** start of Supplied data **
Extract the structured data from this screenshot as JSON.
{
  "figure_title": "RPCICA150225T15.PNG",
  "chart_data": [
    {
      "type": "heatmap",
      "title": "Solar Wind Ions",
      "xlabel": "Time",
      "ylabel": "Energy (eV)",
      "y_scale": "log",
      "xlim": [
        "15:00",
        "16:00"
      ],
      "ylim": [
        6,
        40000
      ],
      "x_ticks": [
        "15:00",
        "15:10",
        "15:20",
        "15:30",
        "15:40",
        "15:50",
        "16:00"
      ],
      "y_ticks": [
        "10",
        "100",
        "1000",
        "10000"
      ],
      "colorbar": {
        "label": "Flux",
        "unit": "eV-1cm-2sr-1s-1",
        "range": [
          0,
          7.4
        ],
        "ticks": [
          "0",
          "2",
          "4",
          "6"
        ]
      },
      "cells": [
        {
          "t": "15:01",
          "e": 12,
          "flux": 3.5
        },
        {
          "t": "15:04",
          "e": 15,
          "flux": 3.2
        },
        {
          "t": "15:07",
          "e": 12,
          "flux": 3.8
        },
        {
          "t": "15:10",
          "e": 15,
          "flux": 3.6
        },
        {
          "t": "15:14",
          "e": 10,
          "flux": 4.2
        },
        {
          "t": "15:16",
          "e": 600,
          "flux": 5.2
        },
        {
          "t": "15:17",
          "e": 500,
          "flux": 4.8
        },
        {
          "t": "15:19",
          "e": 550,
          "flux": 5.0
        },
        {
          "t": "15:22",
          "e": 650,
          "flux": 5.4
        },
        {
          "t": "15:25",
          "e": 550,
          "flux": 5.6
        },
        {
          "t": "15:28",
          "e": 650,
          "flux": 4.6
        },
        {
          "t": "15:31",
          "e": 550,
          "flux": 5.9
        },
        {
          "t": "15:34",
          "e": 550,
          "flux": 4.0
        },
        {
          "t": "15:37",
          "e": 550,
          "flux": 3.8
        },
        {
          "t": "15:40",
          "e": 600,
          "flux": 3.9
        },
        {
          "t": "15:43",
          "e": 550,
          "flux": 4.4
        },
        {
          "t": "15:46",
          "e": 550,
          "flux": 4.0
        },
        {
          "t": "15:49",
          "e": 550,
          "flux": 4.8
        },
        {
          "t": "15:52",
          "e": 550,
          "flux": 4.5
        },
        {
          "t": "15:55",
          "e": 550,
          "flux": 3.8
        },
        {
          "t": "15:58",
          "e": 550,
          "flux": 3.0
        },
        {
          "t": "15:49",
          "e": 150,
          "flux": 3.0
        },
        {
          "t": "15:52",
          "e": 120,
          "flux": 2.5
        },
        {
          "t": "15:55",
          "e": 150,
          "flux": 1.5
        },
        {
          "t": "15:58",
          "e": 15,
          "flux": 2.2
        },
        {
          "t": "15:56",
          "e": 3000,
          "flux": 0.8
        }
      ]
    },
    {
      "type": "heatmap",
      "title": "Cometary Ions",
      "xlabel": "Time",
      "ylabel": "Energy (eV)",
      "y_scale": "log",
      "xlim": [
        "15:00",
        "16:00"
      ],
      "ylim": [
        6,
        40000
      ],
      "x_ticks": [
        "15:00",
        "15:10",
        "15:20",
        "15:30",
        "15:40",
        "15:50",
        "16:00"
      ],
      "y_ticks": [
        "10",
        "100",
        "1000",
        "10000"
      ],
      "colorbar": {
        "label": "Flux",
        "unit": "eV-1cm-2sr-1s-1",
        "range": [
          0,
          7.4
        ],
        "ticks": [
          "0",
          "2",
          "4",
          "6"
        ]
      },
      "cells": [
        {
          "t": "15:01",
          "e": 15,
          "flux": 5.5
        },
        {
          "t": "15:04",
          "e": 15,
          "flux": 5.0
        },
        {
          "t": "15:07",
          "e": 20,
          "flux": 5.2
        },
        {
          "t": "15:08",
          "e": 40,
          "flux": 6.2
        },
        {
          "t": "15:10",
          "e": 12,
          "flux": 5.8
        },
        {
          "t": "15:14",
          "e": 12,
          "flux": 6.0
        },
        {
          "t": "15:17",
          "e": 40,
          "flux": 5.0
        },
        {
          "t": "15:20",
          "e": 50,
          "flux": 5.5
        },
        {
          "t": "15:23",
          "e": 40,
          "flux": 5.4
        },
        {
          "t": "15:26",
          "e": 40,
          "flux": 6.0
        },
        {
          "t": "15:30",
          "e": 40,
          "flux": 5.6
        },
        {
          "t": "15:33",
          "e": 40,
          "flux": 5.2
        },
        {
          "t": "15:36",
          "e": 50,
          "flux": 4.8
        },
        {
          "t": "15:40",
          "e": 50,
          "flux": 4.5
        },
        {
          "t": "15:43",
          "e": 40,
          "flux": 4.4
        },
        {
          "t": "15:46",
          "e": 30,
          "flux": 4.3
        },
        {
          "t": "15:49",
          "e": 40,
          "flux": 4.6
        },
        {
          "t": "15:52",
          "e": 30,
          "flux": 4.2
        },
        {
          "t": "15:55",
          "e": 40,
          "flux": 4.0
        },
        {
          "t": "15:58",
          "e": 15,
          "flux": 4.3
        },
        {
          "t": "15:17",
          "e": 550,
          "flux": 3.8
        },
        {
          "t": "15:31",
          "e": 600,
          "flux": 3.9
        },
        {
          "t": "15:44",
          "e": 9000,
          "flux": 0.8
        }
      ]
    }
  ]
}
** end of Supplied data **
Write the listing out again, exactly as shown above.

:: Answer ::
Extract the structured data from this screenshot as JSON.
{
  "figure_title": "RPCICA150225T15.PNG",
  "chart_data": [
    {
      "type": "heatmap",
      "title": "Solar Wind Ions",
      "xlabel": "Time",
      "ylabel": "Energy (eV)",
      "y_scale": "log",
      "xlim": [
        "15:00",
        "16:00"
      ],
      "ylim": [
        6,
        40000
      ],
      "x_ticks": [
        "15:00",
        "15:10",
        "15:20",
        "15:30",
        "15:40",
        "15:50",
        "16:00"
      ],
      "y_ticks": [
        "10",
        "100",
        "1000",
        "10000"
      ],
      "colorbar": {
        "label": "Flux",
        "unit": "eV-1cm-2sr-1s-1",
        "range": [
          0,
          7.4
        ],
        "ticks": [
          "0",
          "2",
          "4",
          "6"
        ]
      },
      "cells": [
        {
          "t": "15:01",
          "e": 12,
          "flux": 3.5
        },
        {
          "t": "15:04",
          "e": 15,
          "flux": 3.2
        },
        {
          "t": "15:07",
          "e": 12,
          "flux": 3.8
        },
        {
          "t": "15:10",
          "e": 15,
          "flux": 3.6
        },
        {
          "t": "15:14",
          "e": 10,
          "flux": 4.2
        },
        {
          "t": "15:16",
          "e": 600,
          "flux": 5.2
        },
        {
          "t": "15:17",
          "e": 500,
          "flux": 4.8
        },
        {
          "t": "15:19",
          "e": 550,
          "flux": 5.0
        },
        {
          "t": "15:22",
          "e": 650,
          "flux": 5.4
        },
        {
          "t": "15:25",
          "e": 550,
          "flux": 5.6
        },
        {
          "t": "15:28",
          "e": 650,
          "flux": 4.6
        },
        {
          "t": "15:31",
          "e": 550,
          "flux": 5.9
        },
        {
          "t": "15:34",
          "e": 550,
          "flux": 4.0
        },
        {
          "t": "15:37",
          "e": 550,
          "flux": 3.8
        },
        {
          "t": "15:40",
          "e": 600,
          "flux": 3.9
        },
        {
          "t": "15:43",
          "e": 550,
          "flux": 4.4
        },
        {
          "t": "15:46",
          "e": 550,
          "flux": 4.0
        },
        {
          "t": "15:49",
          "e": 550,
          "flux": 4.8
        },
        {
          "t": "15:52",
          "e": 550,
          "flux": 4.5
        },
        {
          "t": "15:55",
          "e": 550,
          "flux": 3.8
        },
        {
          "t": "15:58",
          "e": 550,
          "flux": 3.0
        },
        {
          "t": "15:49",
          "e": 150,
          "flux": 3.0
        },
        {
          "t": "15:52",
          "e": 120,
          "flux": 2.5
        },
        {
          "t": "15:55",
          "e": 150,
          "flux": 1.5
        },
        {
          "t": "15:58",
          "e": 15,
          "flux": 2.2
        },
        {
          "t": "15:56",
          "e": 3000,
          "flux": 0.8
        }
      ]
    },
    {
      "type": "heatmap",
      "title": "Cometary Ions",
      "xlabel": "Time",
      "ylabel": "Energy (eV)",
      "y_scale": "log",
      "xlim": [
        "15:00",
        "16:00"
      ],
      "ylim": [
        6,
        40000
      ],
      "x_ticks": [
        "15:00",
        "15:10",
        "15:20",
        "15:30",
        "15:40",
        "15:50",
        "16:00"
      ],
      "y_ticks": [
        "10",
        "100",
        "1000",
        "10000"
      ],
      "colorbar": {
        "label": "Flux",
        "unit": "eV-1cm-2sr-1s-1",
        "range": [
          0,
          7.4
        ],
        "ticks": [
          "0",
          "2",
          "4",
          "6"
        ]
      },
      "cells": [
        {
          "t": "15:01",
          "e": 15,
          "flux": 5.5
        },
        {
          "t": "15:04",
          "e": 15,
          "flux": 5.0
        },
        {
          "t": "15:07",
          "e": 20,
          "flux": 5.2
        },
        {
          "t": "15:08",
          "e": 40,
          "flux": 6.2
        },
        {
          "t": "15:10",
          "e": 12,
          "flux": 5.8
        },
        {
          "t": "15:14",
          "e": 12,
          "flux": 6.0
        },
        {
          "t": "15:17",
          "e": 40,
          "flux": 5.0
        },
        {
          "t": "15:20",
          "e": 50,
          "flux": 5.5
        },
        {
          "t": "15:23",
          "e": 40,
          "flux": 5.4
        },
        {
          "t": "15:26",
          "e": 40,
          "flux": 6.0
        },
        {
          "t": "15:30",
          "e": 40,
          "flux": 5.6
        },
        {
          "t": "15:33",
          "e": 40,
          "flux": 5.2
        },
        {
          "t": "15:36",
          "e": 50,
          "flux": 4.8
        },
        {
          "t": "15:40",
          "e": 50,
          "flux": 4.5
        },
        {
          "t": "15:43",
          "e": 40,
          "flux": 4.4
        },
        {
          "t": "15:46",
          "e": 30,
          "flux": 4.3
        },
        {
          "t": "15:49",
          "e": 40,
          "flux": 4.6
        },
        {
          "t": "15:52",
          "e": 30,
          "flux": 4.2
        },
        {
          "t": "15:55",
          "e": 40,
          "flux": 4.0
        },
        {
          "t": "15:58",
          "e": 15,
          "flux": 4.3
        },
        {
          "t": "15:17",
          "e": 550,
          "flux": 3.8
        },
        {
          "t": "15:31",
          "e": 600,
          "flux": 3.9
        },
        {
          "t": "15:44",
          "e": 9000,
          "flux": 0.8
        }
      ]
    }
  ]
}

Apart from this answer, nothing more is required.